Records contained in a dataset

(begin)

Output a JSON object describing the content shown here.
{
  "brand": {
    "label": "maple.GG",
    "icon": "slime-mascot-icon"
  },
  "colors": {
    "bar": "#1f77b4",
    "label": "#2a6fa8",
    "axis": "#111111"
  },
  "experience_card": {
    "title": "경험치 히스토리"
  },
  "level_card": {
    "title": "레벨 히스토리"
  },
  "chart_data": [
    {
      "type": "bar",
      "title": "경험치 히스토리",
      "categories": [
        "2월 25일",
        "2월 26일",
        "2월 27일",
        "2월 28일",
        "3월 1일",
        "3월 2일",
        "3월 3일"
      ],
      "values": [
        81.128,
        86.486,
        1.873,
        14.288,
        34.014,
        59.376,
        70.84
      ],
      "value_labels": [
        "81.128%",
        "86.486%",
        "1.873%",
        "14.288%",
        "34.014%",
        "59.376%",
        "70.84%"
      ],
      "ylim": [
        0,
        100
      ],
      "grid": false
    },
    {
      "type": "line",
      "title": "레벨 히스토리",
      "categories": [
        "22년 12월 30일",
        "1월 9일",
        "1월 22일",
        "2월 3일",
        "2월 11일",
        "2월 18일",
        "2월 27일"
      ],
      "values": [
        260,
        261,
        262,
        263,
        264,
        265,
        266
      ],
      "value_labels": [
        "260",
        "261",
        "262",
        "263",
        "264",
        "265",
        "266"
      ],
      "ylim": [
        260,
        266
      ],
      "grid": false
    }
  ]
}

(end)

## AIM OF THE EXERCISE
Each line of the listing should be copied exactly.

## FINAL RESULT
Output a JSON object describing the content shown here.
{
  "brand": {
    "label": "maple.GG",
    "icon": "slime-mascot-icon"
  },
  "colors": {
    "bar": "#1f77b4",
    "label": "#2a6fa8",
    "axis": "#111111"
  },
  "experience_card": {
    "title": "경험치 히스토리"
  },
  "level_card": {
    "title": "레벨 히스토리"
  },
  "chart_data": [
    {
      "type": "bar",
      "title": "경험치 히스토리",
      "categories": [
        "2월 25일",
        "2월 26일",
        "2월 27일",
        "2월 28일",
        "3월 1일",
        "3월 2일",
        "3월 3일"
      ],
      "values": [
        81.128,
        86.486,
        1.873,
        14.288,
        34.014,
        59.376,
        70.84
      ],
      "value_labels": [
        "81.128%",
        "86.486%",
        "1.873%",
        "14.288%",
        "34.014%",
        "59.376%",
        "70.84%"
      ],
      "ylim": [
        0,
        100
      ],
      "grid": false
    },
    {
      "type": "line",
      "title": "레벨 히스토리",
      "categories": [
        "22년 12월 30일",
        "1월 9일",
        "1월 22일",
        "2월 3일",
        "2월 11일",
        "2월 18일",
        "2월 27일"
      ],
      "values": [
        260,
        261,
        262,
        263,
        264,
        265,
        266
      ],
      "value_labels": [
        "260",
        "261",
        "262",
        "263",
        "264",
        "265",
        "266"
      ],
      "ylim": [
        260,
        266
      ],
      "grid": false
    }
  ]
}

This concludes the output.